Figure dataset records
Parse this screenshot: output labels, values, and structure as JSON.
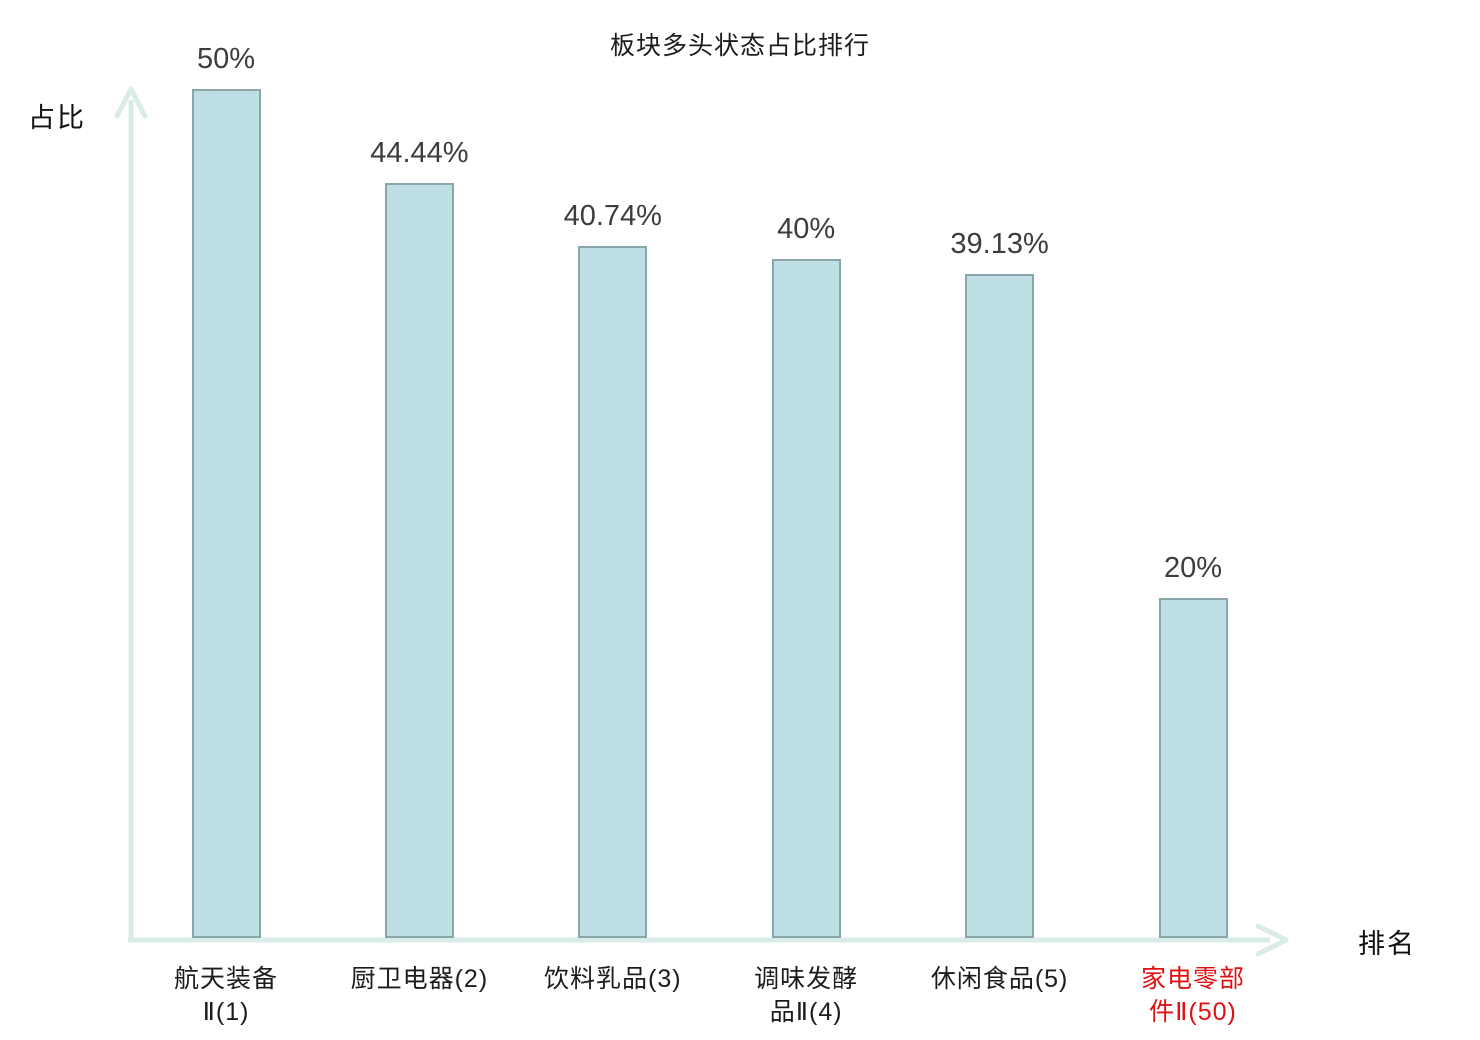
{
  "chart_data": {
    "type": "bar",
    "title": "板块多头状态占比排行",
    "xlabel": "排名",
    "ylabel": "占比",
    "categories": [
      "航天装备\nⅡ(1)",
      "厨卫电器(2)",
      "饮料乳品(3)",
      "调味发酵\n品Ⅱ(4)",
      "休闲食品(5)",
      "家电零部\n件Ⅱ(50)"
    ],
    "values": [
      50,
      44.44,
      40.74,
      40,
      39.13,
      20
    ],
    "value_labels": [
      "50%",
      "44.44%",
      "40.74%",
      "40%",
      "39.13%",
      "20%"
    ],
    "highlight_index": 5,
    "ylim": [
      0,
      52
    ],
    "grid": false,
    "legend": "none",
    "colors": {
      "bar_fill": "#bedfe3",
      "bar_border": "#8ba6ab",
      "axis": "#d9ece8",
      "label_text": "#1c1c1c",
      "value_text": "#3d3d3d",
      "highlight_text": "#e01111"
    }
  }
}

Instructions for the task
Give an exact copy of the material, leaving out every picture.

The reply
Parse this screenshot: output labels, values, and structure as JSON.
{
  "chart_data": {
    "type": "bar",
    "title": "板块多头状态占比排行",
    "xlabel": "排名",
    "ylabel": "占比",
    "categories": [
      "航天装备\nⅡ(1)",
      "厨卫电器(2)",
      "饮料乳品(3)",
      "调味发酵\n品Ⅱ(4)",
      "休闲食品(5)",
      "家电零部\n件Ⅱ(50)"
    ],
    "values": [
      50,
      44.44,
      40.74,
      40,
      39.13,
      20
    ],
    "value_labels": [
      "50%",
      "44.44%",
      "40.74%",
      "40%",
      "39.13%",
      "20%"
    ],
    "highlight_index": 5,
    "ylim": [
      0,
      52
    ],
    "grid": false,
    "legend": "none",
    "colors": {
      "bar_fill": "#bedfe3",
      "bar_border": "#8ba6ab",
      "axis": "#d9ece8",
      "label_text": "#1c1c1c",
      "value_text": "#3d3d3d",
      "highlight_text": "#e01111"
    }
  }
}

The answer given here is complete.